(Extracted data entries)
-- -- --

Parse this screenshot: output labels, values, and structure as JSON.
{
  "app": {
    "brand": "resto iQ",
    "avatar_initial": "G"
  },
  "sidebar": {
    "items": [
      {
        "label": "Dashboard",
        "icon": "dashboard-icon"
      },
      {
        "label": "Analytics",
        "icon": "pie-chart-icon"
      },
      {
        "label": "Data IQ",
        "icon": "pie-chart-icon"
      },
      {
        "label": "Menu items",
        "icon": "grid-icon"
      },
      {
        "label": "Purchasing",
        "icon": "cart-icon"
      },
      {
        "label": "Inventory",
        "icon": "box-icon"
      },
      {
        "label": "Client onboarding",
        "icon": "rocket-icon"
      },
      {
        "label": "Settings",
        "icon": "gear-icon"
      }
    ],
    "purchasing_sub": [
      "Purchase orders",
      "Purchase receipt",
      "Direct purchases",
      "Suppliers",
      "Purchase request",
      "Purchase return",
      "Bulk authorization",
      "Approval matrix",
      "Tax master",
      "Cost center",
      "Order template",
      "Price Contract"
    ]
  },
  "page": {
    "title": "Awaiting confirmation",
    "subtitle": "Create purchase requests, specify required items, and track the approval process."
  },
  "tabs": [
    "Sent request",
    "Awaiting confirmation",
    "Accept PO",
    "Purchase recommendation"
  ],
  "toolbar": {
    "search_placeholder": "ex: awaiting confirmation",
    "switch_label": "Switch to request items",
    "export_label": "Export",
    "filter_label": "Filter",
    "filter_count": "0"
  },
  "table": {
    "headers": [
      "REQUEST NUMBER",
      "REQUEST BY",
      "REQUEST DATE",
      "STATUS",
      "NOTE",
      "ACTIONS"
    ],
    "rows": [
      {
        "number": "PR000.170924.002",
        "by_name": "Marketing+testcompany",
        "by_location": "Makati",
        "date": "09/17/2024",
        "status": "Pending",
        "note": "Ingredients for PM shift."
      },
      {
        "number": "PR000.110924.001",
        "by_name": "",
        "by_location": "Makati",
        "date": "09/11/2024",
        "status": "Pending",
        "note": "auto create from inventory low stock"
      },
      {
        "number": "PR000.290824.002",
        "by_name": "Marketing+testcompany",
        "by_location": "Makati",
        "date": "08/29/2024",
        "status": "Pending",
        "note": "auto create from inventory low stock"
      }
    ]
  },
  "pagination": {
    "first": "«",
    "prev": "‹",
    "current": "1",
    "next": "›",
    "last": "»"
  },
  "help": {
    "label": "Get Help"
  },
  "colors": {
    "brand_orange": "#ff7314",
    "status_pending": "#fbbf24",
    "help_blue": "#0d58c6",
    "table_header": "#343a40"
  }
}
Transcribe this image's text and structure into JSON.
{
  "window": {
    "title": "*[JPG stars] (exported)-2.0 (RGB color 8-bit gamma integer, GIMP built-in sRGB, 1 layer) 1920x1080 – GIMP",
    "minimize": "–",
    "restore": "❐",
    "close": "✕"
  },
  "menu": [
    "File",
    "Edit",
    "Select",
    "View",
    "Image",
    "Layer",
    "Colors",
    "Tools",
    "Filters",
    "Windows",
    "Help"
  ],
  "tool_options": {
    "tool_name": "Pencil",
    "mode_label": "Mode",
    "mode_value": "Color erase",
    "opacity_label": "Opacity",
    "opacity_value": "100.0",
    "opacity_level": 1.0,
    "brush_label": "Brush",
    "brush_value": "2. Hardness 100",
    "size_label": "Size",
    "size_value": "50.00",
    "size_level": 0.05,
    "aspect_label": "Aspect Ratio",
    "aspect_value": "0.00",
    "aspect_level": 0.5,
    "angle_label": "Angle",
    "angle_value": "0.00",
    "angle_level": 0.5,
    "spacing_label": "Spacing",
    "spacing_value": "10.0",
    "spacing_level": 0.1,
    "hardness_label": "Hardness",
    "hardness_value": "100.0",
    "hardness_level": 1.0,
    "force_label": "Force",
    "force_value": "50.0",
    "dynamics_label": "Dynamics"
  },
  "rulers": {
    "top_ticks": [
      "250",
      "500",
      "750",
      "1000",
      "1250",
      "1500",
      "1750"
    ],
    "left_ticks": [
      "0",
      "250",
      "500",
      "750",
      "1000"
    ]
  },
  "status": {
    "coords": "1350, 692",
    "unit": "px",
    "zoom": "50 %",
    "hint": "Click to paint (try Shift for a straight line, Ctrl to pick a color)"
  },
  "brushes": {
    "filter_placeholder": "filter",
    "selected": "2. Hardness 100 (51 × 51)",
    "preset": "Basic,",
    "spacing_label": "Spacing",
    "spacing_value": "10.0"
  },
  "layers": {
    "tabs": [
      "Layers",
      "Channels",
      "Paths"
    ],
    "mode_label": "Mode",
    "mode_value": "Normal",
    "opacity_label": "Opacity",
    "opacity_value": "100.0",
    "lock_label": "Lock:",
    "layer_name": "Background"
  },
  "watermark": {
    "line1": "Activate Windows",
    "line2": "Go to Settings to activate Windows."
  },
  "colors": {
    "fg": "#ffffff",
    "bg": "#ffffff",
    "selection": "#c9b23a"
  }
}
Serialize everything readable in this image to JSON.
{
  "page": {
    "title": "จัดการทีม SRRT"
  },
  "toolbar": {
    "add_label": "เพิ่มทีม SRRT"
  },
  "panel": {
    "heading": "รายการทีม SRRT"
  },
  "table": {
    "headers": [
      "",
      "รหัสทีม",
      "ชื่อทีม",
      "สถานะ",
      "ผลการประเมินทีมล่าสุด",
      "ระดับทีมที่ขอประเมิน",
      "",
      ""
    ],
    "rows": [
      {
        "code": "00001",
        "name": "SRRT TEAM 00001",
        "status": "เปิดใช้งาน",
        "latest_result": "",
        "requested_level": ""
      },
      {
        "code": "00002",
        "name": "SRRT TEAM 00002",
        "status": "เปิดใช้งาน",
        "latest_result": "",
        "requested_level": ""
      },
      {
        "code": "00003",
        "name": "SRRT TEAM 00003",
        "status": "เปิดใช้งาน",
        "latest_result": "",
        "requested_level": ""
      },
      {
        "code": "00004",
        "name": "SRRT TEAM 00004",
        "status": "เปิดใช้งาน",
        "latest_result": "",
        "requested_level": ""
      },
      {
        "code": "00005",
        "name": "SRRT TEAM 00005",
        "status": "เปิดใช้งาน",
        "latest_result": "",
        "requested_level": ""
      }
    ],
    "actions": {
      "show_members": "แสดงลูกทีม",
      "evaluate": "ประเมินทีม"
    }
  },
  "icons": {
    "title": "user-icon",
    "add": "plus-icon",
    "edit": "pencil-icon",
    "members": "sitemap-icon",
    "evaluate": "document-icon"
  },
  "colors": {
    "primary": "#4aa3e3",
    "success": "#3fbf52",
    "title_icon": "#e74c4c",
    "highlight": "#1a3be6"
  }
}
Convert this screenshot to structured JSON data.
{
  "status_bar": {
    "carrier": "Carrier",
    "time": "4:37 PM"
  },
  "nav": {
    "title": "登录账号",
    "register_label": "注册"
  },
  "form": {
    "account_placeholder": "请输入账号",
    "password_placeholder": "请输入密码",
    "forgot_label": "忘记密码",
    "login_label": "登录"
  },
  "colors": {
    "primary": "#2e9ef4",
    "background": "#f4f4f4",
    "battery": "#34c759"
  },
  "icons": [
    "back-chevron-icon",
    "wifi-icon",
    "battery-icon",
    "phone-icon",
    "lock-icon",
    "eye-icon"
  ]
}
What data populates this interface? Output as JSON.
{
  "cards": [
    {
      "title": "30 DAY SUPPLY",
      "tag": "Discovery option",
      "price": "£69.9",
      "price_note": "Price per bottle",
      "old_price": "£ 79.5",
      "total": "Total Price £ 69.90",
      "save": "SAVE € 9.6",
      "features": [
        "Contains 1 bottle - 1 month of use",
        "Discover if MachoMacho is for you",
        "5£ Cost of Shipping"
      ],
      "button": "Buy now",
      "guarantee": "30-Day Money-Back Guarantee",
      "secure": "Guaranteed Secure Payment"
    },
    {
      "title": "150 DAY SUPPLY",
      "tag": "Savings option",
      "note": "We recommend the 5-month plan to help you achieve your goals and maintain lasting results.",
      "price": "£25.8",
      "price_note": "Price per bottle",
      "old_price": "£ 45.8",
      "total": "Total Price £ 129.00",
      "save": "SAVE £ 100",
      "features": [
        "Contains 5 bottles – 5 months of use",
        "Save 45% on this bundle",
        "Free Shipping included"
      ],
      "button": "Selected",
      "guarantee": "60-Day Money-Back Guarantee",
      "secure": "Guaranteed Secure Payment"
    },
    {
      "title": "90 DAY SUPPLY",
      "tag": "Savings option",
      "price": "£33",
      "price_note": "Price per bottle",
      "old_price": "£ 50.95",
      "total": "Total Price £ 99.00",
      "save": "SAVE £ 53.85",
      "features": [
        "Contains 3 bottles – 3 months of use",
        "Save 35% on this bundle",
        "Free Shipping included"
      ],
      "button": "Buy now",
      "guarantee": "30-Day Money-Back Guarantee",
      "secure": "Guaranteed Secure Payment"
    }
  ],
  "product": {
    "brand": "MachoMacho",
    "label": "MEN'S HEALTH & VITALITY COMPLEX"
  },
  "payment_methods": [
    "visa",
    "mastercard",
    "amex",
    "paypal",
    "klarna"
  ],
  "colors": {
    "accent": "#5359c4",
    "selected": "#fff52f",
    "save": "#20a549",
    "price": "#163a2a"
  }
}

-- -- --

§ Exercise instructions: State how many lines of the records above contain "evaluate", with no words besides the number.

§ Correct answer: 2